+++ Material for the task

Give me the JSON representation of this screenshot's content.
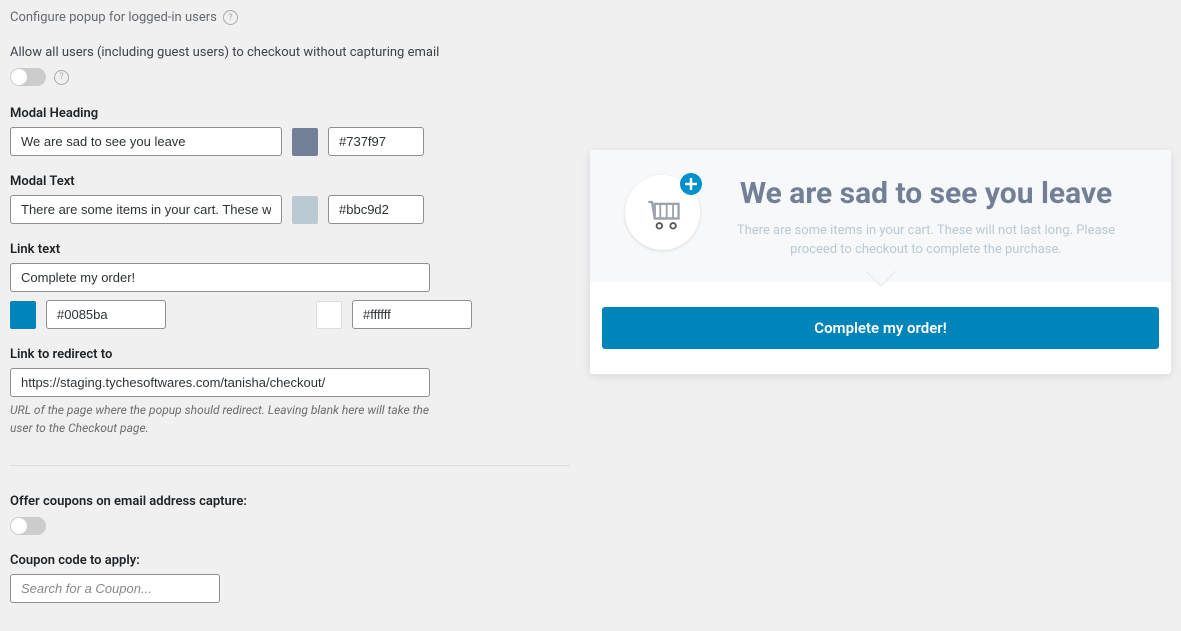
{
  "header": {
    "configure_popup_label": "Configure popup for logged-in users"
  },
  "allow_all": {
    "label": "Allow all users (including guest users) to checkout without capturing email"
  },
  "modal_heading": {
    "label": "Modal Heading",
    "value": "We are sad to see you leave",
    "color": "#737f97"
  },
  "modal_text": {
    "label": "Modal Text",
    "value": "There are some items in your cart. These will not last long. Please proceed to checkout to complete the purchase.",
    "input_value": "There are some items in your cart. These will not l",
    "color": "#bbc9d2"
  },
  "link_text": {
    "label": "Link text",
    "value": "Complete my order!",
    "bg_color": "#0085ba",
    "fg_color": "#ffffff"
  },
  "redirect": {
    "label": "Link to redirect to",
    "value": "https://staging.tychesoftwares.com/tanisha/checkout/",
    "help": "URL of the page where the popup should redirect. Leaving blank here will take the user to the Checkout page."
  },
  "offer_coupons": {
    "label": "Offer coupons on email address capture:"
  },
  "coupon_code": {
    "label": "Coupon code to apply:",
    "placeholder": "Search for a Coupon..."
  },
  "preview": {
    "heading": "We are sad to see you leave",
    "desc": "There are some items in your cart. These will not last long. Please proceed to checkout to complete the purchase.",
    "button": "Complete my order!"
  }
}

++++++

> Problem to work on
Without including any picture, retype the entries exactly.

> Answer to this problem
Give me the JSON representation of this screenshot's content.
{
  "header": {
    "configure_popup_label": "Configure popup for logged-in users"
  },
  "allow_all": {
    "label": "Allow all users (including guest users) to checkout without capturing email"
  },
  "modal_heading": {
    "label": "Modal Heading",
    "value": "We are sad to see you leave",
    "color": "#737f97"
  },
  "modal_text": {
    "label": "Modal Text",
    "value": "There are some items in your cart. These will not last long. Please proceed to checkout to complete the purchase.",
    "input_value": "There are some items in your cart. These will not l",
    "color": "#bbc9d2"
  },
  "link_text": {
    "label": "Link text",
    "value": "Complete my order!",
    "bg_color": "#0085ba",
    "fg_color": "#ffffff"
  },
  "redirect": {
    "label": "Link to redirect to",
    "value": "https://staging.tychesoftwares.com/tanisha/checkout/",
    "help": "URL of the page where the popup should redirect. Leaving blank here will take the user to the Checkout page."
  },
  "offer_coupons": {
    "label": "Offer coupons on email address capture:"
  },
  "coupon_code": {
    "label": "Coupon code to apply:",
    "placeholder": "Search for a Coupon..."
  },
  "preview": {
    "heading": "We are sad to see you leave",
    "desc": "There are some items in your cart. These will not last long. Please proceed to checkout to complete the purchase.",
    "button": "Complete my order!"
  }
}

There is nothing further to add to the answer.